=== PROMPT 1 ===
Please copy, word for word, the part of the blog excerpt below that opens with the words containing "I am also researching" and closes with "of my memories.".
=== PROMPT 2 ===
Summarize the blog excerpt below in two sentences.

(EXTRACT TO READ)

I am also researching all the ways I can use my kids art projects in a digital form. I am going to work on uploading them while I am home with the baby. I know, I will have plenty to do, but that is my crazy goal. Then, I can use them as wrapping paper or recycle them, or something else, fun. I thought about shrinking them all and making ornaments out of them. I also can put them into my scrapbooks.

Speaking of scrapbooks. I love to scrapbook, although I haven't in a while. I am hoping to start scrapbooking and sewing again after M gets here. I know, third kid and I think I have time??!!  Well, a girl can hope.

I am just not good at the typing into the smart phone thing. I am hoping to make time to do most on my new awesome laptop. I have gotten better at image management. But, if Facebook goes down, I have lost most of my memories.

Oh! technology, you make me crazy. So......I am hoping to learn and do better with every day.

Sunday, December 4, 2011

wow!! 

After strep throat and a stomach virus rampage through our house, I AM BACK!
I am trying to rest today. Another day of contractions. boo! I am hoping that she holds off until after the Christmas Day Thunder game. :) I would love that!! 

T has started back to gymnastics. Although it is a huge pocket draining activity, he is rockin'! I love watching him compete. He is working very hard. I felt horrible, but knew I wouldn't make it to another meet until February. So, I am trying to make it every event I can until M gets here.

(End EXTRACT TO READ)
(PROVIDED DATA)

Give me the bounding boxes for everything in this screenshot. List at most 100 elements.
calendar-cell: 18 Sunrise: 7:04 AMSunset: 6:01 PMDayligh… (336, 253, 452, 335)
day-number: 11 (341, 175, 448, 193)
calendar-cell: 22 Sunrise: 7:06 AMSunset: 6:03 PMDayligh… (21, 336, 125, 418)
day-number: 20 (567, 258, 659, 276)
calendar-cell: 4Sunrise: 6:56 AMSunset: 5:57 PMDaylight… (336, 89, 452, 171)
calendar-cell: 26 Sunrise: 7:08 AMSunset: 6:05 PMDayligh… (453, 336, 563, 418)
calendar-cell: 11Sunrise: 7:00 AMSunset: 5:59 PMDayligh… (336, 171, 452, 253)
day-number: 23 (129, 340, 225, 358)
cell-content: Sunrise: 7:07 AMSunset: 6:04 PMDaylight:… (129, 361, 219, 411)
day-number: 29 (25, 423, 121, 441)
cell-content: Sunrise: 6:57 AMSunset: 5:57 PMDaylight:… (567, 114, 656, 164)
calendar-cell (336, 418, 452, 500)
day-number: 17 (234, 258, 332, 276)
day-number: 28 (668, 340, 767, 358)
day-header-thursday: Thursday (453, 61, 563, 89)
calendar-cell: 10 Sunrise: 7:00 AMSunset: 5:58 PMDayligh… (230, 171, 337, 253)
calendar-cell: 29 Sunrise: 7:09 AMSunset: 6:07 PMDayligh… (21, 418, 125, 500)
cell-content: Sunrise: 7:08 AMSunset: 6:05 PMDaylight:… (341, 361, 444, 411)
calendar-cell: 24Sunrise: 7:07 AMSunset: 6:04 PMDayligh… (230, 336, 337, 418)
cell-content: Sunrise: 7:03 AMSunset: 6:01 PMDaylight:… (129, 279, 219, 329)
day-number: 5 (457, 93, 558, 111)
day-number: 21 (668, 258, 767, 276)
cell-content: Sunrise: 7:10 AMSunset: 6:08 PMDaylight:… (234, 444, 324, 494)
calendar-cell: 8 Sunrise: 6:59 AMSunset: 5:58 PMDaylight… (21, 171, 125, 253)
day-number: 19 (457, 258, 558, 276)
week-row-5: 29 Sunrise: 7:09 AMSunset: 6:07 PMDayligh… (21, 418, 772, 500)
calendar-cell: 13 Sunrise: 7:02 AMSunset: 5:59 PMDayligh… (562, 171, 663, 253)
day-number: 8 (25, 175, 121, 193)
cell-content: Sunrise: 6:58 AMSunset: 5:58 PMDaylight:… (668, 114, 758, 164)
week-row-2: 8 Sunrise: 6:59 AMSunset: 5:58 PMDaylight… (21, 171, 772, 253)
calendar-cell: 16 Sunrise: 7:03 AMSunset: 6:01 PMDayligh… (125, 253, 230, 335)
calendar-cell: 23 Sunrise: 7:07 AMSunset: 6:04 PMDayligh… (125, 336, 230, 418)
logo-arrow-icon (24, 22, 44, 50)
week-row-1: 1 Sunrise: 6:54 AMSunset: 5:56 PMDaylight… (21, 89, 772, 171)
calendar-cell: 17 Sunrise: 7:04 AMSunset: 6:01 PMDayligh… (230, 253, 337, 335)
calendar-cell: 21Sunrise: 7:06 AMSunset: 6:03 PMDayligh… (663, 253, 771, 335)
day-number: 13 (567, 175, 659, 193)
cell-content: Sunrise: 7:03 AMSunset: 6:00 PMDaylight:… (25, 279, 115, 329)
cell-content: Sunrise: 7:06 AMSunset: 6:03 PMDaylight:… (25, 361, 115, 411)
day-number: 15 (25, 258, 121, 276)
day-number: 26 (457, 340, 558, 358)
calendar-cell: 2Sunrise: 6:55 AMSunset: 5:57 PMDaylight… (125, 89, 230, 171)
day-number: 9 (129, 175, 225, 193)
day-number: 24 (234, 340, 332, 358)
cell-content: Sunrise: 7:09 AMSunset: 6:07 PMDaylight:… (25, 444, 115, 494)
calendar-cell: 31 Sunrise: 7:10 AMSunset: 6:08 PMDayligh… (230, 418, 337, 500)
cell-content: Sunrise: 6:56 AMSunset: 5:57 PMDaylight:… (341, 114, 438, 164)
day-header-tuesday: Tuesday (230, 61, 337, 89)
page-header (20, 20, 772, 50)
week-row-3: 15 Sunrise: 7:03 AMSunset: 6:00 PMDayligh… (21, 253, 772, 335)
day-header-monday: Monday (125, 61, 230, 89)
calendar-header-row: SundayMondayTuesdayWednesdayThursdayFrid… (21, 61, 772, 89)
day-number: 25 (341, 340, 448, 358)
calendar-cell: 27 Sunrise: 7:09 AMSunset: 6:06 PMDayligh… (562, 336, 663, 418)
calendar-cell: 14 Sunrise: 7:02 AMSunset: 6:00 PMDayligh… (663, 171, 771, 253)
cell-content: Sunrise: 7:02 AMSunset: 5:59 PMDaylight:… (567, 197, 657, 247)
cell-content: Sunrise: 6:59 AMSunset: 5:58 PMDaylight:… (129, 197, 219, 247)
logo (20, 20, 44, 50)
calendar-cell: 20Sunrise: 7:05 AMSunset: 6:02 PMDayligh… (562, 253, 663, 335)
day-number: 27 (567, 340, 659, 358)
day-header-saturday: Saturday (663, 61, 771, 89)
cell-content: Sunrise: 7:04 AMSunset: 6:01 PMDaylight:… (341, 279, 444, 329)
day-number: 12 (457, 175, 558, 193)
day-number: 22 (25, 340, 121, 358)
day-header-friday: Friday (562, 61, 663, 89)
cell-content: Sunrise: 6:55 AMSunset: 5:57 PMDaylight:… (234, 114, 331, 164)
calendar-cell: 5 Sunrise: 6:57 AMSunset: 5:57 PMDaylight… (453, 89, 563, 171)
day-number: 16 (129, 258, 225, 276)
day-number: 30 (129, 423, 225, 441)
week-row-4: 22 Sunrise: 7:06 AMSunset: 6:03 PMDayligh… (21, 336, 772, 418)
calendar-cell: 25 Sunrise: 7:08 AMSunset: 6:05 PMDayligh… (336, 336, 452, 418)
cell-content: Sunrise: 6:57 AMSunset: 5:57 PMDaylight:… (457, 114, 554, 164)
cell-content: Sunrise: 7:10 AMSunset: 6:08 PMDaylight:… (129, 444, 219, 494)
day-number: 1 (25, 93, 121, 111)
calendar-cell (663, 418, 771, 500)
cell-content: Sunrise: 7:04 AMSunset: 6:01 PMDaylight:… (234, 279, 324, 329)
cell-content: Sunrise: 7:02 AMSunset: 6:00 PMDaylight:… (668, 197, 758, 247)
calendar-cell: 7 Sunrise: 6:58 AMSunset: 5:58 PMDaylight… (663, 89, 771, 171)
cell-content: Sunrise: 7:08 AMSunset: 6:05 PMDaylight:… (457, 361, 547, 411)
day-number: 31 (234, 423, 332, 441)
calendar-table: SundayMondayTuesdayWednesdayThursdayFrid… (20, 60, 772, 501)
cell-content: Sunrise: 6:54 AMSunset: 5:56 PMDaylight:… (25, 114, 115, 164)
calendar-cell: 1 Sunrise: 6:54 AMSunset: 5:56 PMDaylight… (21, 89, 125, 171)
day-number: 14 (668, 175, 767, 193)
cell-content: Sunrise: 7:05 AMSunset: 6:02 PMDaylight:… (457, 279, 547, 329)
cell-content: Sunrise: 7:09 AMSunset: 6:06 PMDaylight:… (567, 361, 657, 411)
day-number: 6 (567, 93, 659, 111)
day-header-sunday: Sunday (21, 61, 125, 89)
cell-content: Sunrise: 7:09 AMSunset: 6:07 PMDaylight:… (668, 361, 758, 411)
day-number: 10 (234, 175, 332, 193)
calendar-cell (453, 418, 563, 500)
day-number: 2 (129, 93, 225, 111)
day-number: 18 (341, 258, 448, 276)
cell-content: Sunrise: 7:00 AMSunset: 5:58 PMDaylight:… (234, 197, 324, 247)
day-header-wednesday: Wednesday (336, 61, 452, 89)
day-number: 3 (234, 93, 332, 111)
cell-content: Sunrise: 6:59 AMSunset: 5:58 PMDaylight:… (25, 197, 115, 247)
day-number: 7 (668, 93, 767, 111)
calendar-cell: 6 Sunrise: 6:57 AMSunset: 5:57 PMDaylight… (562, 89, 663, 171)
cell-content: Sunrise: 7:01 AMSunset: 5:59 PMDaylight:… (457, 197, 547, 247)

(End PROVIDED DATA)

=== TASK SOLUTION 1 ===
I am also researching all the ways I can use my kids art projects in a digital form. I am going to work on uploading them while I am home with the baby. I know, I will have plenty to do, but that is my crazy goal. Then, I can use them as wrapping paper or recycle them, or something else, fun. I thought about shrinking them all and making ornaments out of them. I also can put them into my scrapbooks.

Speaking of scrapbooks. I love to scrapbook, although I haven't in a while. I am hoping to start scrapbooking and sewing again after M gets here. I know, third kid and I think I have time??!!  Well, a girl can hope.

I am just not good at the typing into the smart phone thing. I am hoping to make time to do most on my new awesome laptop. I have gotten better at image management. But, if Facebook goes down, I have lost most of my memories.

=== TASK SOLUTION 2 ===
The writer plans to upload the children's art projects in digital form while home with the baby, hopes to start scrapbooking and sewing again after M arrives, and worries about losing most of their memories if Facebook goes down. After strep throat and a stomach virus went through the house, the writer is resting through contractions, hopes the baby holds off until after the Christmas Day Thunder game, and is trying to attend every gymnastics event of T's before M arrives.